#### [Exercise task]
Check every line for the word "label" and state how many lines have it. Reply with the number alone.

|---|

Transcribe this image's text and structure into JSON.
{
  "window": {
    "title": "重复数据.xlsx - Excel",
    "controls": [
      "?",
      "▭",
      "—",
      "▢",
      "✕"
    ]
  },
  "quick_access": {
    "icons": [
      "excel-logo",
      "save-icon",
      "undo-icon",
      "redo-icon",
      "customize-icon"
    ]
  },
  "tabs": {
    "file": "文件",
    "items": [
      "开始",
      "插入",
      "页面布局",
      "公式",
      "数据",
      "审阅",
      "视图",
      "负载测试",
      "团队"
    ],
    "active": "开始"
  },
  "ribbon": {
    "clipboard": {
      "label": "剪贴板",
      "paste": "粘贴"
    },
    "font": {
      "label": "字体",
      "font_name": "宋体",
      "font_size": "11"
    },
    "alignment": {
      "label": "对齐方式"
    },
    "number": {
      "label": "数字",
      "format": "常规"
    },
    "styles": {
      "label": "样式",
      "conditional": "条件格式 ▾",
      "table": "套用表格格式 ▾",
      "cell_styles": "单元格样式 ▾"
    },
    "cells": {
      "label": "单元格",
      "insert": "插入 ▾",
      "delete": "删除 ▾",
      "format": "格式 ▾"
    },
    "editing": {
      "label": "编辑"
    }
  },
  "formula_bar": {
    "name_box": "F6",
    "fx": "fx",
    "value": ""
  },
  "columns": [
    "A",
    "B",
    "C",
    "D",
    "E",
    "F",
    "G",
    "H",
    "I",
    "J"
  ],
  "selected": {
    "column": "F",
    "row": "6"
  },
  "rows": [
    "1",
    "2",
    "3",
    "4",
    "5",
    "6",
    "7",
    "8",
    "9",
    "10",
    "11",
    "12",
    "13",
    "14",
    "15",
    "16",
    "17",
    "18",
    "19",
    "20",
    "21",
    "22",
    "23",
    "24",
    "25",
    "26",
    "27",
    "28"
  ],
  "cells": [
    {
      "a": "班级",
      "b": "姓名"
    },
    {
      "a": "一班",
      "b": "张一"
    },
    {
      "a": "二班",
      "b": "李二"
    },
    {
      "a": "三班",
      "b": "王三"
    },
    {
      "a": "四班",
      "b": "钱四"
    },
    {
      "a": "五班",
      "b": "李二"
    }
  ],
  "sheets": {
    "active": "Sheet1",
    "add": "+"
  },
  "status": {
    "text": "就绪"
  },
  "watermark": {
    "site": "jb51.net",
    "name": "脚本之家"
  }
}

|---|

#### [Worked solution]
7